TASK PROMPT:
Go through the data and copy each line that holds "SERVICE".

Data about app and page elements
****************************************
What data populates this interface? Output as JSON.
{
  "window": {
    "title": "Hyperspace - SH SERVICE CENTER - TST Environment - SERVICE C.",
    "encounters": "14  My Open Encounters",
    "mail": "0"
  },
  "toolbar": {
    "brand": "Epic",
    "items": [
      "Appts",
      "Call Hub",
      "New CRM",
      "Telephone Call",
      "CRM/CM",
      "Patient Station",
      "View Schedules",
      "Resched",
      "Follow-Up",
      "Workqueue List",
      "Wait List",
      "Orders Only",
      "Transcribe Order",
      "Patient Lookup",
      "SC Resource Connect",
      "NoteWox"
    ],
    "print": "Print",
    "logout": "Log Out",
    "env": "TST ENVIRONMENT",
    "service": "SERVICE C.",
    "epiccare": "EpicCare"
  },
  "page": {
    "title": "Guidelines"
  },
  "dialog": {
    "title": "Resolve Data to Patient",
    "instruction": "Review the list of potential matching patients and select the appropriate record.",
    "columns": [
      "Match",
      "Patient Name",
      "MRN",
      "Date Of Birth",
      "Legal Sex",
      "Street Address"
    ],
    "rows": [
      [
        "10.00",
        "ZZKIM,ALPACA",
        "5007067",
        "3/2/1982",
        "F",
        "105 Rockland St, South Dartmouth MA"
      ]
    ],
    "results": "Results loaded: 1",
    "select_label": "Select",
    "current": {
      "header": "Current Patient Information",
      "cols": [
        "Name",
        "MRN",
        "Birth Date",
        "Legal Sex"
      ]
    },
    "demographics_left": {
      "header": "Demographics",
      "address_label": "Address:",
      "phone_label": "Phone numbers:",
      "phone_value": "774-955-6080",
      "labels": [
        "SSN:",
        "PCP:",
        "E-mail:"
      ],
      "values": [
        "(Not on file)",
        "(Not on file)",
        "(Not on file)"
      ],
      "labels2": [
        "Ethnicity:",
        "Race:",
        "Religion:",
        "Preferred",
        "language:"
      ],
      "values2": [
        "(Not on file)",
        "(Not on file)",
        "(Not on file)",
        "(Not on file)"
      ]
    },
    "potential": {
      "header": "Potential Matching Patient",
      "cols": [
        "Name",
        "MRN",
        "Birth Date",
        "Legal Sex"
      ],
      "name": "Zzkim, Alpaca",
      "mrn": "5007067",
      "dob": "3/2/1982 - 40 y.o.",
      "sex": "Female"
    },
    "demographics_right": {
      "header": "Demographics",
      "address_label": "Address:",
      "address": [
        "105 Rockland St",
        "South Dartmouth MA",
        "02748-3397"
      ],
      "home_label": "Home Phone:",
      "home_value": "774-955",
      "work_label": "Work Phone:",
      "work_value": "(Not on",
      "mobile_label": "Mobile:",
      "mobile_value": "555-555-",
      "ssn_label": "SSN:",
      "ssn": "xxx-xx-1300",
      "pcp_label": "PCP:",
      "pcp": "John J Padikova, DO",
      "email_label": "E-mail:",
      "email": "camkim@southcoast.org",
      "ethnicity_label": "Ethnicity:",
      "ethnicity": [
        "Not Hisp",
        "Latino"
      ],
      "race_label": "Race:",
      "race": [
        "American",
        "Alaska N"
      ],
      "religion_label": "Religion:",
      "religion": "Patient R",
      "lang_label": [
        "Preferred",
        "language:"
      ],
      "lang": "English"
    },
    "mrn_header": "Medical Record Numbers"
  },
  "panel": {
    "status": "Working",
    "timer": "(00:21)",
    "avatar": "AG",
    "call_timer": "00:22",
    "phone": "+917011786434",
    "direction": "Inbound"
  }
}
****************************************
THE COMPLETED TASK:
    "title": "Hyperspace - SH SERVICE CENTER - TST Environment - SERVICE C.",
    "service": "SERVICE C.",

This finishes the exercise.